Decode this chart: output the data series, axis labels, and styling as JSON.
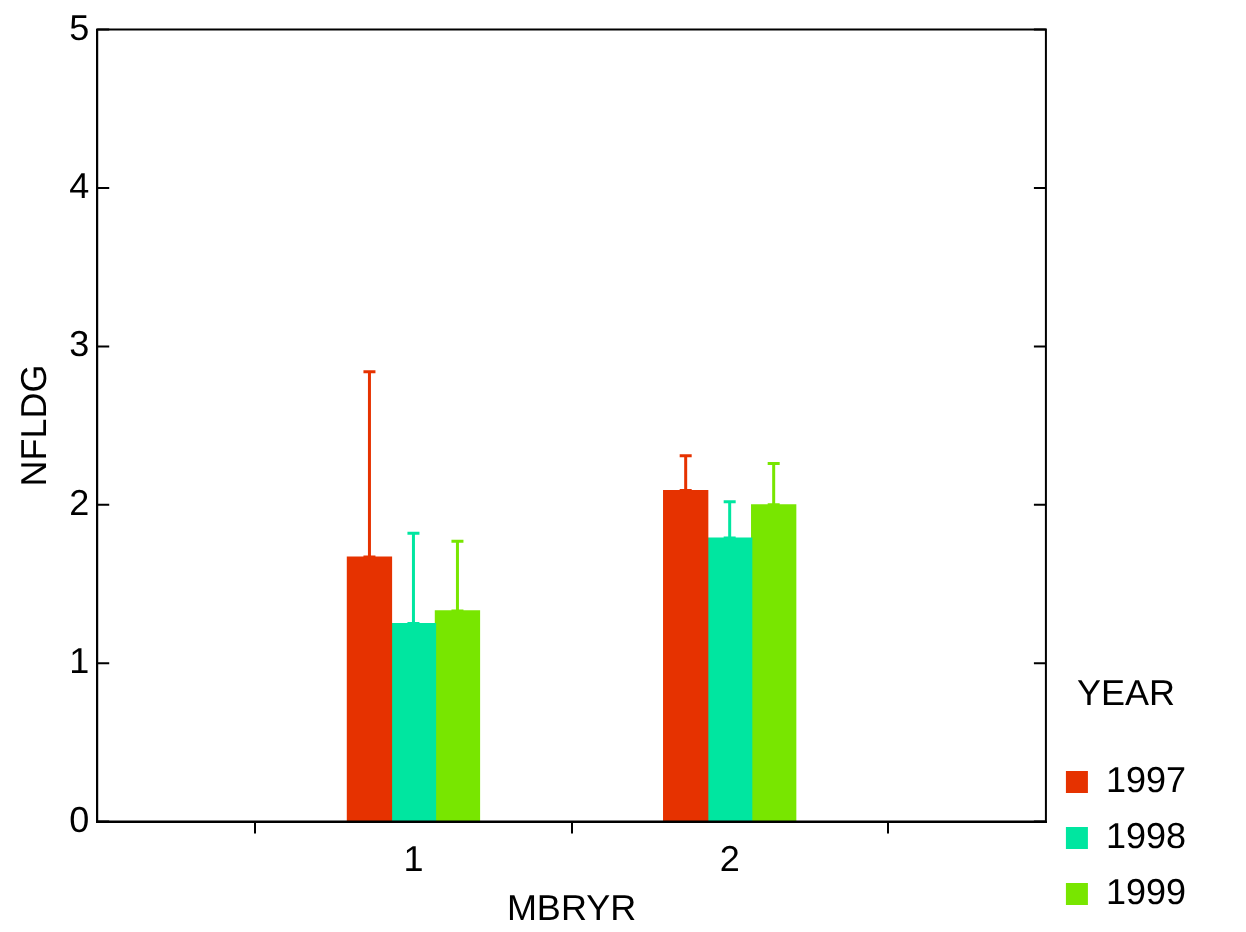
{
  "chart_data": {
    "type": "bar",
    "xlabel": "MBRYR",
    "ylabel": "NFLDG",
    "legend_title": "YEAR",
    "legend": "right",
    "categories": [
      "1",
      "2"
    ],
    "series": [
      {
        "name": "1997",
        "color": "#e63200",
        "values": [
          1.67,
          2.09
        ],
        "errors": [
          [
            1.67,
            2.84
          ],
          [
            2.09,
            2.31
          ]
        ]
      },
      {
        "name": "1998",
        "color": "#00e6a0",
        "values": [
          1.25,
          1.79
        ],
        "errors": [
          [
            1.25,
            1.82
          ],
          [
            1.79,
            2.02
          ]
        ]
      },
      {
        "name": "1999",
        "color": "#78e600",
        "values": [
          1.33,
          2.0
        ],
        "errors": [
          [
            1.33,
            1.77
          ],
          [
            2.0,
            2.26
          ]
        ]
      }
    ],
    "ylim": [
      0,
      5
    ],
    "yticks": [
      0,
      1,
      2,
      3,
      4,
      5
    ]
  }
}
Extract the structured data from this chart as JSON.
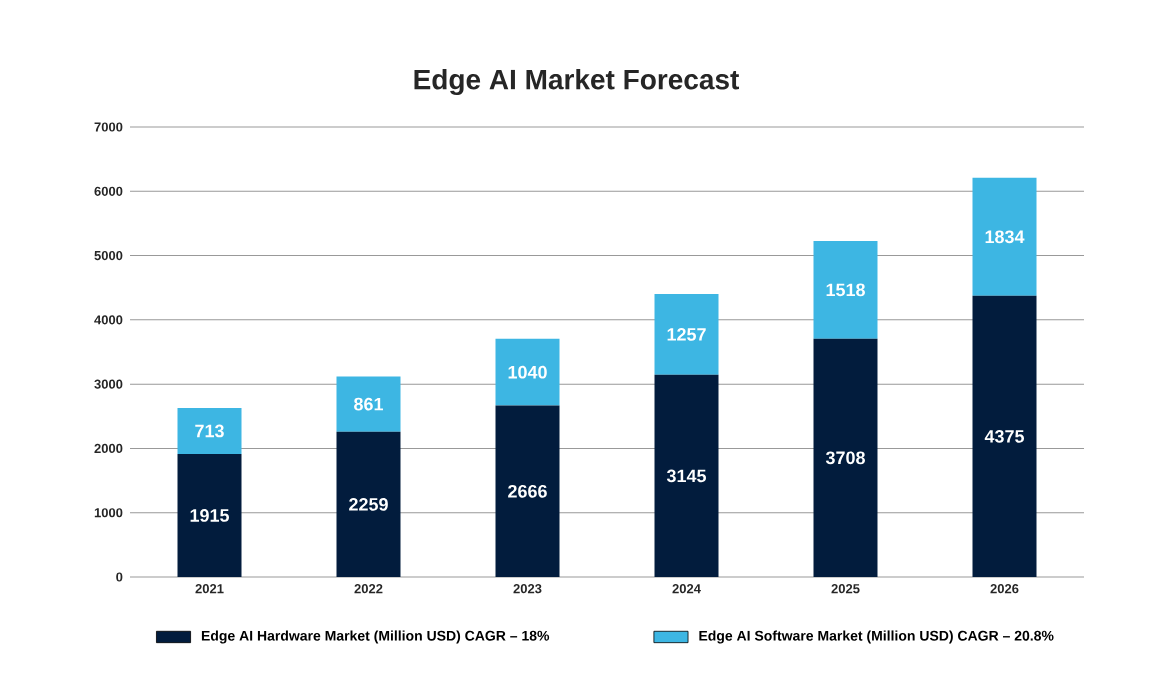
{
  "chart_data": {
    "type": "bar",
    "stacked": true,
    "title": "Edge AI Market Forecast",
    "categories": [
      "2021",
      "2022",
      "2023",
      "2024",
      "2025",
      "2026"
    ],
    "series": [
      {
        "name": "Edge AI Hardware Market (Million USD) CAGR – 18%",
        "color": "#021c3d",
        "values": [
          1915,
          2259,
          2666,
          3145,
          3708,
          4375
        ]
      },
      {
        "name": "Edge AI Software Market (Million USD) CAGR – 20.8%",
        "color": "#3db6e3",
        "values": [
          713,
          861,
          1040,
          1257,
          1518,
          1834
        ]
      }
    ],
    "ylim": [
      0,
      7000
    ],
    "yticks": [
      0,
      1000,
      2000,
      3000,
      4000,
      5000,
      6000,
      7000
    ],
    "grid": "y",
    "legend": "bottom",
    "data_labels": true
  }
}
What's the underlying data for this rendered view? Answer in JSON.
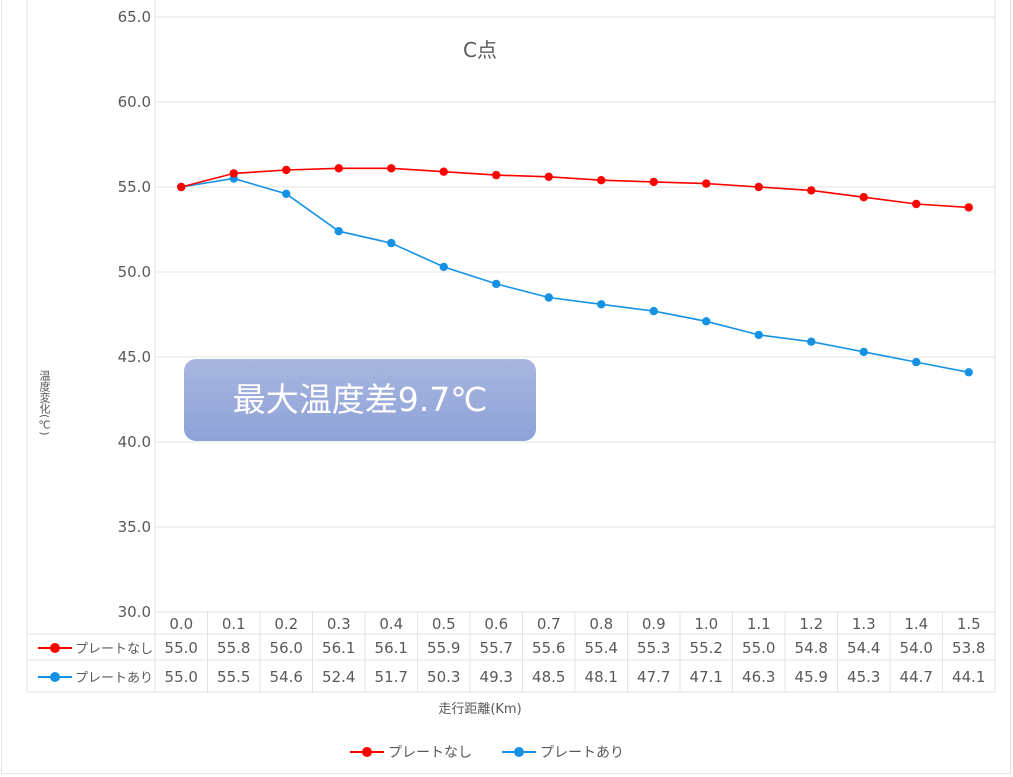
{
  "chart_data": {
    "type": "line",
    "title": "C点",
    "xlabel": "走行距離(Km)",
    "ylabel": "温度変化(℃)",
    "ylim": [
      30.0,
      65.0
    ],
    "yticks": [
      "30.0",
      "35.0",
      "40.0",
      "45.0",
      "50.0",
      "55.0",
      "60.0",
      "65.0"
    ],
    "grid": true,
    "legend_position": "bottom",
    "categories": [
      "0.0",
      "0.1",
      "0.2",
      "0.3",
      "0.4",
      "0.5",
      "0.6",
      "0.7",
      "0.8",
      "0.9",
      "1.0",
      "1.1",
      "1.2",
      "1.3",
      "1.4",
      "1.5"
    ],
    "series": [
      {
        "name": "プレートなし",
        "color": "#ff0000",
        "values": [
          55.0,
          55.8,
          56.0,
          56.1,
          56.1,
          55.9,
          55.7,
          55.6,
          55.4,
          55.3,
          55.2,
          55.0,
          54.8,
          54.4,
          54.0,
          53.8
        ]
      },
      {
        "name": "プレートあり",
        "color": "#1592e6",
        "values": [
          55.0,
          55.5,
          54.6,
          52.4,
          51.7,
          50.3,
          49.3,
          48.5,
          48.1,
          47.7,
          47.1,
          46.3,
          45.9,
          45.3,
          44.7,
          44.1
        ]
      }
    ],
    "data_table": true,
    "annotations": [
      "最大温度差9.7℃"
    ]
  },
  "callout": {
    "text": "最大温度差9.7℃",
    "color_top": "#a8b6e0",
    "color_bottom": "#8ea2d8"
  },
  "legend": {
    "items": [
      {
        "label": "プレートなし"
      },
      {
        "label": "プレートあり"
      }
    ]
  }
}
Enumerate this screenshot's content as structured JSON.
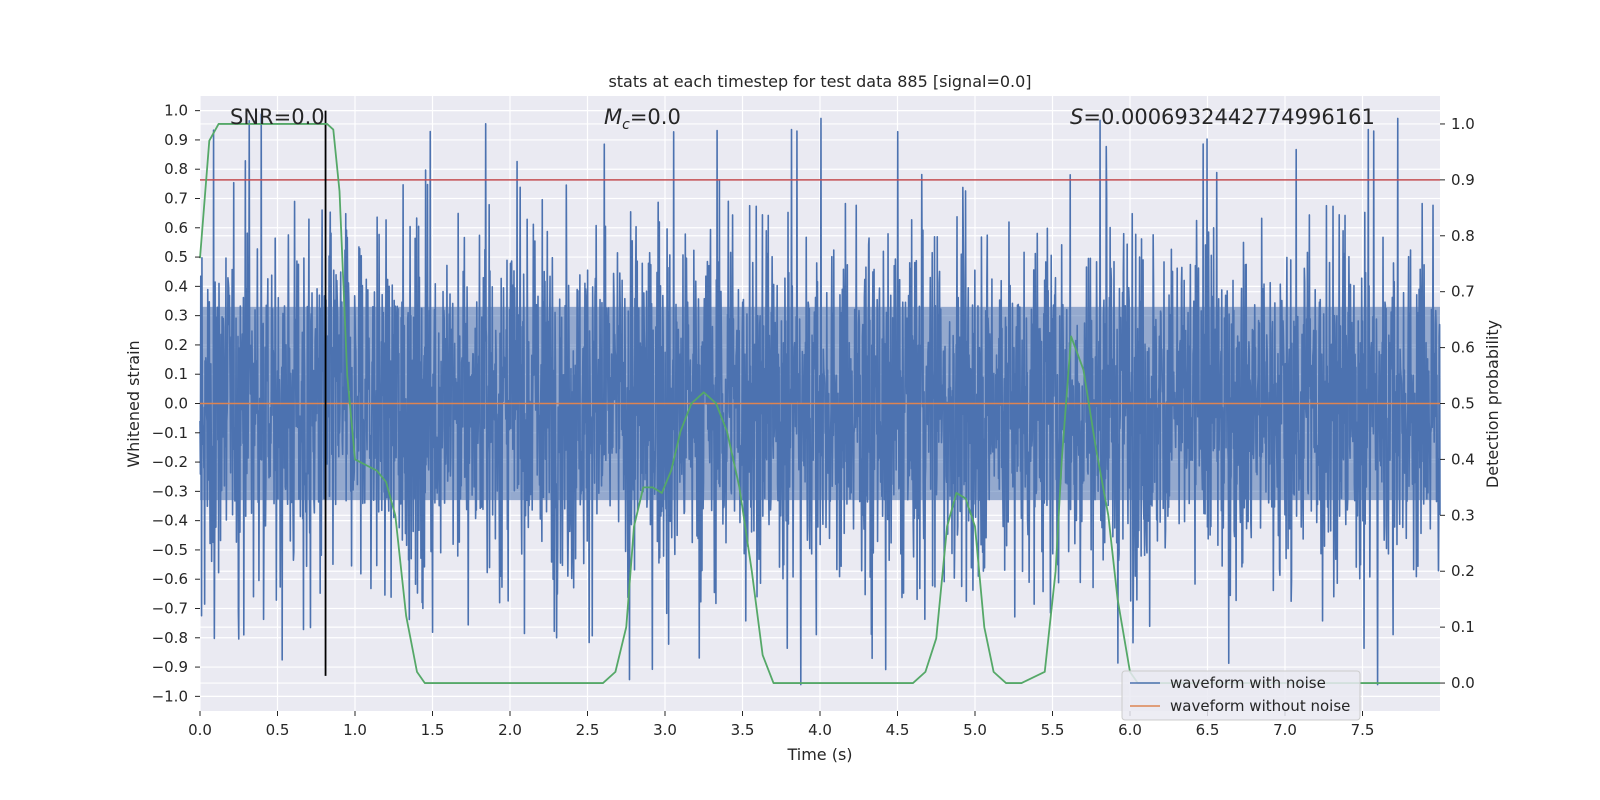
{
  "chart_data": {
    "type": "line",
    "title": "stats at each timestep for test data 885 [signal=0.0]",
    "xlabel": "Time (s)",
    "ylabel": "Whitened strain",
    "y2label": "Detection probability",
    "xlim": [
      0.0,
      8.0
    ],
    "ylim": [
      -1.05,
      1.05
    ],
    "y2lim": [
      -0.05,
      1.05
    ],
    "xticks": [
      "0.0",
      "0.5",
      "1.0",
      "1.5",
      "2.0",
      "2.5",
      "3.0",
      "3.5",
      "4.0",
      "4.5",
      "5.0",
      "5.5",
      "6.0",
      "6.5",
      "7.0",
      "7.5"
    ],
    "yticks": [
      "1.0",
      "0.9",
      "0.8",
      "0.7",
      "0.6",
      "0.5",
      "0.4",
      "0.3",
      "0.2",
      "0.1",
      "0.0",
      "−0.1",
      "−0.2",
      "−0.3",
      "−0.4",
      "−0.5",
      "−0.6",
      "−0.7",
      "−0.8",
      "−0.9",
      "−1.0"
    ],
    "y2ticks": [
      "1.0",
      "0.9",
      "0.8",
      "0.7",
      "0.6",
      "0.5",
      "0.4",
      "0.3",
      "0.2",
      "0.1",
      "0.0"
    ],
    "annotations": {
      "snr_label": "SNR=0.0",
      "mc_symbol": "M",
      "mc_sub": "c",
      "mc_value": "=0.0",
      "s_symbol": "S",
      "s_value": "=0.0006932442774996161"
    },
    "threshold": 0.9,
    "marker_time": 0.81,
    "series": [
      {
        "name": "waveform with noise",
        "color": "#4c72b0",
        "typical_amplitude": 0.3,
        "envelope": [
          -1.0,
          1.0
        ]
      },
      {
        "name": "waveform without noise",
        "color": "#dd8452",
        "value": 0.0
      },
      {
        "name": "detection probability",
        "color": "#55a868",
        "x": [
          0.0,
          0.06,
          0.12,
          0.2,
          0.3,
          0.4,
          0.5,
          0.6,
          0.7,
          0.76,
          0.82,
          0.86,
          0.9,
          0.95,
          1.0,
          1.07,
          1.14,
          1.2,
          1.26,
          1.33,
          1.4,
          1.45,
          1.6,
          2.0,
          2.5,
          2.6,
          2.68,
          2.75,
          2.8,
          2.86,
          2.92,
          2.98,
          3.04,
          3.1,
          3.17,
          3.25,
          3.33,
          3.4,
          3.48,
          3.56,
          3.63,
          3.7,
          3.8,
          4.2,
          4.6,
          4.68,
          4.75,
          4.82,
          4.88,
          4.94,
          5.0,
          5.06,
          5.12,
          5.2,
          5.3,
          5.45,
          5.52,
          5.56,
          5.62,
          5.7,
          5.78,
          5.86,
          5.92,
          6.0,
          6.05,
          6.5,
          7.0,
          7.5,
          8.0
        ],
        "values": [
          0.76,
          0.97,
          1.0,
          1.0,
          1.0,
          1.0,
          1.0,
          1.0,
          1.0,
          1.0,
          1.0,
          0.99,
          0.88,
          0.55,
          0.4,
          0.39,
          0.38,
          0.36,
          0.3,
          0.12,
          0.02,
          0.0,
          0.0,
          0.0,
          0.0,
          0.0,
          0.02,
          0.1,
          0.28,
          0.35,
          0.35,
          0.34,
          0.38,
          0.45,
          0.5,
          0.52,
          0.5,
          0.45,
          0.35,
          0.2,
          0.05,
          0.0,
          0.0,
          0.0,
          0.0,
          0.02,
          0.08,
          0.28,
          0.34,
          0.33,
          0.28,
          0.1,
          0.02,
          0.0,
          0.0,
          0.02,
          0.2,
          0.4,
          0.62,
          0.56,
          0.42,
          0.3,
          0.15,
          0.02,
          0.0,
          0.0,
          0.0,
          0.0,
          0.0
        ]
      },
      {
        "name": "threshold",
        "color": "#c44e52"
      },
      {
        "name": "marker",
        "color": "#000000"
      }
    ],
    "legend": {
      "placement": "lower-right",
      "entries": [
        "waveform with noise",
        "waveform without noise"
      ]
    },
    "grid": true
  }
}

++++

Given instruction –
The word "name" may occur in lines of the records. Report how many such lines there are, giving only the number.

Exercise output –
12